Your task is to copy every line of the entries that contains "MODE".
───── DATA EXTRACT
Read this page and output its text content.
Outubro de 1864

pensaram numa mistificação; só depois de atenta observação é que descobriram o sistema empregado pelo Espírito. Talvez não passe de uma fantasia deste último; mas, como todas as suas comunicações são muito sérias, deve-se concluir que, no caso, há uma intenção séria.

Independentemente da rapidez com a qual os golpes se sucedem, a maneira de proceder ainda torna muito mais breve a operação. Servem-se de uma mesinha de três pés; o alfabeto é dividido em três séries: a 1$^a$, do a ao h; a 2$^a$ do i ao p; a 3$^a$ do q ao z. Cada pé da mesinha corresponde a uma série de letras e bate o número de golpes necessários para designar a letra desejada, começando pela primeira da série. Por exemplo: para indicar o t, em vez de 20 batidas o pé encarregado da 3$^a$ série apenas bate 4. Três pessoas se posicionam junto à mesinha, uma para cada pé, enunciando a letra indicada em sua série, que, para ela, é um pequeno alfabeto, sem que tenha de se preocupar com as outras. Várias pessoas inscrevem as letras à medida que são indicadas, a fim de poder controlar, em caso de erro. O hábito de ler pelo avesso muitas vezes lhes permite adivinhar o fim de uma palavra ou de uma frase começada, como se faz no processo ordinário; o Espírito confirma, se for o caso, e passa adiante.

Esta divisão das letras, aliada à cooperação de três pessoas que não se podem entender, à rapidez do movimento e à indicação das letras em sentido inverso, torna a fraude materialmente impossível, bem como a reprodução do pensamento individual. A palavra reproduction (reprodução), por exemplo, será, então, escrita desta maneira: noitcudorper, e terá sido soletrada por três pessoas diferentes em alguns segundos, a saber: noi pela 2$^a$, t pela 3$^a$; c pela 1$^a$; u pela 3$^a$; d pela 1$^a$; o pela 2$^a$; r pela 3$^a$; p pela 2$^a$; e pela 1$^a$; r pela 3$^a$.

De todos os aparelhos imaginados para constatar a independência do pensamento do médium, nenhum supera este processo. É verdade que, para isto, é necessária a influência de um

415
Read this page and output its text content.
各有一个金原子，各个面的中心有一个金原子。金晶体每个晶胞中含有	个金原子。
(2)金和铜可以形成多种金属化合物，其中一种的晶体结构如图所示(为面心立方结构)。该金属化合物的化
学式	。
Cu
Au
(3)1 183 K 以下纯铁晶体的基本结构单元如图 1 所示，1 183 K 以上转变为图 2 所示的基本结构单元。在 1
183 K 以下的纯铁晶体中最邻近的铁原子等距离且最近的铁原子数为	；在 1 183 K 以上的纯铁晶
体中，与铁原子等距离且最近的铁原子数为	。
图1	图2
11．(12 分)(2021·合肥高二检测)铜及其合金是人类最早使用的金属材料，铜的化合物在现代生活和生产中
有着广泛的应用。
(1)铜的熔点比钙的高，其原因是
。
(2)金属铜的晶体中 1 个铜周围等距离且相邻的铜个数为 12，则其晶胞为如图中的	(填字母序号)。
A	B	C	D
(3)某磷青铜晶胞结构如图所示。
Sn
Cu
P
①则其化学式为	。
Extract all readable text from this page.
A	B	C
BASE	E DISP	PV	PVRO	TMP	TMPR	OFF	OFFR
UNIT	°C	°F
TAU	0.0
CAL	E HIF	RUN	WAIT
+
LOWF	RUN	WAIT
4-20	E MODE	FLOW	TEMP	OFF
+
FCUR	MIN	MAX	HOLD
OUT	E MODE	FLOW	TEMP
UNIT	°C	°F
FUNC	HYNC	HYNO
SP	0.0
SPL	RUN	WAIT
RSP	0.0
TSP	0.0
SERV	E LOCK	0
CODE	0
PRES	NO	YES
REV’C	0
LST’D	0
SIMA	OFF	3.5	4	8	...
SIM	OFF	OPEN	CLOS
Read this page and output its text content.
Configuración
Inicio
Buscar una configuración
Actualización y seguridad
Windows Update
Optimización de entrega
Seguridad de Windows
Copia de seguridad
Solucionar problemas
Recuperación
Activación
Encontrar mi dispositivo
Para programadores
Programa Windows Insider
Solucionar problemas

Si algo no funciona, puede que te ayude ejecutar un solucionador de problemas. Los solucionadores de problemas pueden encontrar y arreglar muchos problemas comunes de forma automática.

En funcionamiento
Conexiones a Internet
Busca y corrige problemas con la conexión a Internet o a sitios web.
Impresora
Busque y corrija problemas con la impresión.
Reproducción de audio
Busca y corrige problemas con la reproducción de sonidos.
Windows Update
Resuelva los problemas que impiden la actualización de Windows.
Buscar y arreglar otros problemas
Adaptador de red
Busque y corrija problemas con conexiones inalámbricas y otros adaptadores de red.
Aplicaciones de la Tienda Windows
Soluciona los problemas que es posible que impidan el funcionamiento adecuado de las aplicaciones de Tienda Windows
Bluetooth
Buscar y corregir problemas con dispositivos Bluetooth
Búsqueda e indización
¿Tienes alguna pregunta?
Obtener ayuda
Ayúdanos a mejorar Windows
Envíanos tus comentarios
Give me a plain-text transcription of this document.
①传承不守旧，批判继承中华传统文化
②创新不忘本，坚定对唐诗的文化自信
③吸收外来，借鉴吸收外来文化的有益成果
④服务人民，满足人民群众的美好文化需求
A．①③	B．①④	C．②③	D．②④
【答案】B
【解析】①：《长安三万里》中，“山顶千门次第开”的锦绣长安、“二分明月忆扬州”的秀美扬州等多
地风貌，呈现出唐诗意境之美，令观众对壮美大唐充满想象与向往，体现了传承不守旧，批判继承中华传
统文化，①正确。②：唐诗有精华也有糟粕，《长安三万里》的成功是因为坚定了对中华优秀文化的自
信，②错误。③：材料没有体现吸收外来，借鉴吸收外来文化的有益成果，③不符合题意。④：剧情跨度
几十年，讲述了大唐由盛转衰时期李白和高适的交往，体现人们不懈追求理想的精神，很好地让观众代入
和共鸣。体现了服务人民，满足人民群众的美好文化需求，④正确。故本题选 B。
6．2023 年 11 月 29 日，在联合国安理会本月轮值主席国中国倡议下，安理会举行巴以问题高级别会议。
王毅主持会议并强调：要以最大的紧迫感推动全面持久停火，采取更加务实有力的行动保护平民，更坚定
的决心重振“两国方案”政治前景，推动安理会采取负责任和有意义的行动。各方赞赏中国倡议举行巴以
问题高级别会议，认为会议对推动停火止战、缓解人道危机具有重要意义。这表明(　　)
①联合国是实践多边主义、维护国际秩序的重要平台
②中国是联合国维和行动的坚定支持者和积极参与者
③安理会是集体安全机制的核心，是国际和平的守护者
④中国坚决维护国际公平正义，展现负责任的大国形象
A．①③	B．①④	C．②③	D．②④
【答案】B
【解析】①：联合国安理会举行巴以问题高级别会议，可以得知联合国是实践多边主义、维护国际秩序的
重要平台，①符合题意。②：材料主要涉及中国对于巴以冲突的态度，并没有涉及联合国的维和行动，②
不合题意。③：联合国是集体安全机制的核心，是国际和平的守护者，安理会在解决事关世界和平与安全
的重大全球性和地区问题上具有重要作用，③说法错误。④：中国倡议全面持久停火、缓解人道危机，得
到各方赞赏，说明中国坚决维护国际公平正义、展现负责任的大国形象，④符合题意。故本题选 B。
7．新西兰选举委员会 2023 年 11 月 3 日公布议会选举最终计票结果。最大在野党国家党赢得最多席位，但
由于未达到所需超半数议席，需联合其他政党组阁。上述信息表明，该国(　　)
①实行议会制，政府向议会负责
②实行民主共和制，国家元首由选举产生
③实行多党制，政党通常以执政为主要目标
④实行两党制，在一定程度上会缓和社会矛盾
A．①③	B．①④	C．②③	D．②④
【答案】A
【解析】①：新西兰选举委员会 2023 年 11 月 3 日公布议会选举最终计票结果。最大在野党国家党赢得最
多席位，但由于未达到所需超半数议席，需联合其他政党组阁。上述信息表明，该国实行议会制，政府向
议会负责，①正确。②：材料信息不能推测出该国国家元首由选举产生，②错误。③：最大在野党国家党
──────────
» **COMPLETE RESPONSE**
4-20	E MODE	FLOW	TEMP	OFF
OUT	E MODE	FLOW	TEMP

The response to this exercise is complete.